Excerpt from a dataset:
╭──
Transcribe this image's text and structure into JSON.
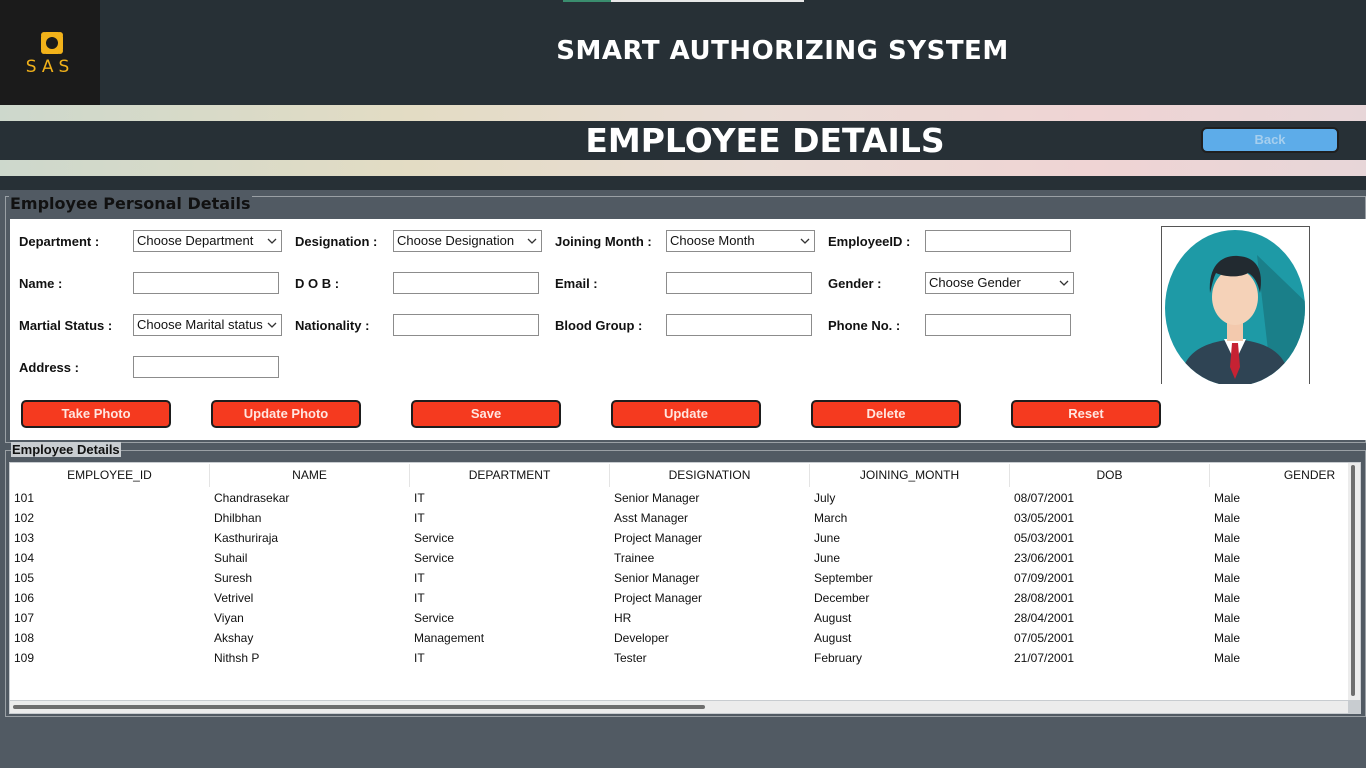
{
  "header": {
    "logo_text": "SAS",
    "app_title": "SMART AUTHORIZING SYSTEM"
  },
  "page": {
    "title": "EMPLOYEE DETAILS",
    "back_label": "Back"
  },
  "personal_section": {
    "legend": "Employee Personal Details",
    "labels": {
      "department": "Department :",
      "designation": "Designation :",
      "joining_month": "Joining Month :",
      "employee_id": "EmployeeID :",
      "name": "Name :",
      "dob": "D O B :",
      "email": "Email :",
      "gender": "Gender :",
      "marital_status": "Martial Status :",
      "nationality": "Nationality :",
      "blood_group": "Blood Group :",
      "phone": "Phone No. :",
      "address": "Address :"
    },
    "selects": {
      "department": "Choose Department",
      "designation": "Choose Designation",
      "joining_month": "Choose Month",
      "gender": "Choose Gender",
      "marital_status": "Choose Marital status"
    },
    "inputs": {
      "employee_id": "",
      "name": "",
      "dob": "",
      "email": "",
      "nationality": "",
      "blood_group": "",
      "phone": "",
      "address": ""
    },
    "buttons": {
      "take_photo": "Take Photo",
      "update_photo": "Update Photo",
      "save": "Save",
      "update": "Update",
      "delete": "Delete",
      "reset": "Reset"
    }
  },
  "table_section": {
    "legend": "Employee Details",
    "columns": [
      "EMPLOYEE_ID",
      "NAME",
      "DEPARTMENT",
      "DESIGNATION",
      "JOINING_MONTH",
      "DOB",
      "GENDER"
    ],
    "rows": [
      [
        "101",
        "Chandrasekar",
        "IT",
        "Senior Manager",
        "July",
        "08/07/2001",
        "Male"
      ],
      [
        "102",
        "Dhilbhan",
        "IT",
        "Asst Manager",
        "March",
        "03/05/2001",
        "Male"
      ],
      [
        "103",
        "Kasthuriraja",
        "Service",
        "Project Manager",
        "June",
        "05/03/2001",
        "Male"
      ],
      [
        "104",
        "Suhail",
        "Service",
        "Trainee",
        "June",
        "23/06/2001",
        "Male"
      ],
      [
        "105",
        "Suresh",
        "IT",
        "Senior Manager",
        "September",
        "07/09/2001",
        "Male"
      ],
      [
        "106",
        "Vetrivel",
        "IT",
        "Project Manager",
        "December",
        "28/08/2001",
        "Male"
      ],
      [
        "107",
        "Viyan",
        "Service",
        "HR",
        "August",
        "28/04/2001",
        "Male"
      ],
      [
        "108",
        "Akshay",
        "Management",
        "Developer",
        "August",
        "07/05/2001",
        "Male"
      ],
      [
        "109",
        "Nithsh P",
        "IT",
        "Tester",
        "February",
        "21/07/2001",
        "Male"
      ]
    ]
  },
  "icons": {
    "logo": "logo-icon",
    "avatar": "user-avatar-icon",
    "dropdown": "chevron-down-icon"
  },
  "colors": {
    "header_bg": "#273036",
    "accent_button": "#f53a1f",
    "back_button": "#5dace9",
    "logo": "#f2b21a"
  }
}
╰──
What is being asked:
The material above must be printed exactly, with its pictures left out.

Task result:
Transcribe this image's text and structure into JSON.
{
  "header": {
    "logo_text": "SAS",
    "app_title": "SMART AUTHORIZING SYSTEM"
  },
  "page": {
    "title": "EMPLOYEE DETAILS",
    "back_label": "Back"
  },
  "personal_section": {
    "legend": "Employee Personal Details",
    "labels": {
      "department": "Department :",
      "designation": "Designation :",
      "joining_month": "Joining Month :",
      "employee_id": "EmployeeID :",
      "name": "Name :",
      "dob": "D O B :",
      "email": "Email :",
      "gender": "Gender :",
      "marital_status": "Martial Status :",
      "nationality": "Nationality :",
      "blood_group": "Blood Group :",
      "phone": "Phone No. :",
      "address": "Address :"
    },
    "selects": {
      "department": "Choose Department",
      "designation": "Choose Designation",
      "joining_month": "Choose Month",
      "gender": "Choose Gender",
      "marital_status": "Choose Marital status"
    },
    "inputs": {
      "employee_id": "",
      "name": "",
      "dob": "",
      "email": "",
      "nationality": "",
      "blood_group": "",
      "phone": "",
      "address": ""
    },
    "buttons": {
      "take_photo": "Take Photo",
      "update_photo": "Update Photo",
      "save": "Save",
      "update": "Update",
      "delete": "Delete",
      "reset": "Reset"
    }
  },
  "table_section": {
    "legend": "Employee Details",
    "columns": [
      "EMPLOYEE_ID",
      "NAME",
      "DEPARTMENT",
      "DESIGNATION",
      "JOINING_MONTH",
      "DOB",
      "GENDER"
    ],
    "rows": [
      [
        "101",
        "Chandrasekar",
        "IT",
        "Senior Manager",
        "July",
        "08/07/2001",
        "Male"
      ],
      [
        "102",
        "Dhilbhan",
        "IT",
        "Asst Manager",
        "March",
        "03/05/2001",
        "Male"
      ],
      [
        "103",
        "Kasthuriraja",
        "Service",
        "Project Manager",
        "June",
        "05/03/2001",
        "Male"
      ],
      [
        "104",
        "Suhail",
        "Service",
        "Trainee",
        "June",
        "23/06/2001",
        "Male"
      ],
      [
        "105",
        "Suresh",
        "IT",
        "Senior Manager",
        "September",
        "07/09/2001",
        "Male"
      ],
      [
        "106",
        "Vetrivel",
        "IT",
        "Project Manager",
        "December",
        "28/08/2001",
        "Male"
      ],
      [
        "107",
        "Viyan",
        "Service",
        "HR",
        "August",
        "28/04/2001",
        "Male"
      ],
      [
        "108",
        "Akshay",
        "Management",
        "Developer",
        "August",
        "07/05/2001",
        "Male"
      ],
      [
        "109",
        "Nithsh P",
        "IT",
        "Tester",
        "February",
        "21/07/2001",
        "Male"
      ]
    ]
  },
  "icons": {
    "logo": "logo-icon",
    "avatar": "user-avatar-icon",
    "dropdown": "chevron-down-icon"
  },
  "colors": {
    "header_bg": "#273036",
    "accent_button": "#f53a1f",
    "back_button": "#5dace9",
    "logo": "#f2b21a"
  }
}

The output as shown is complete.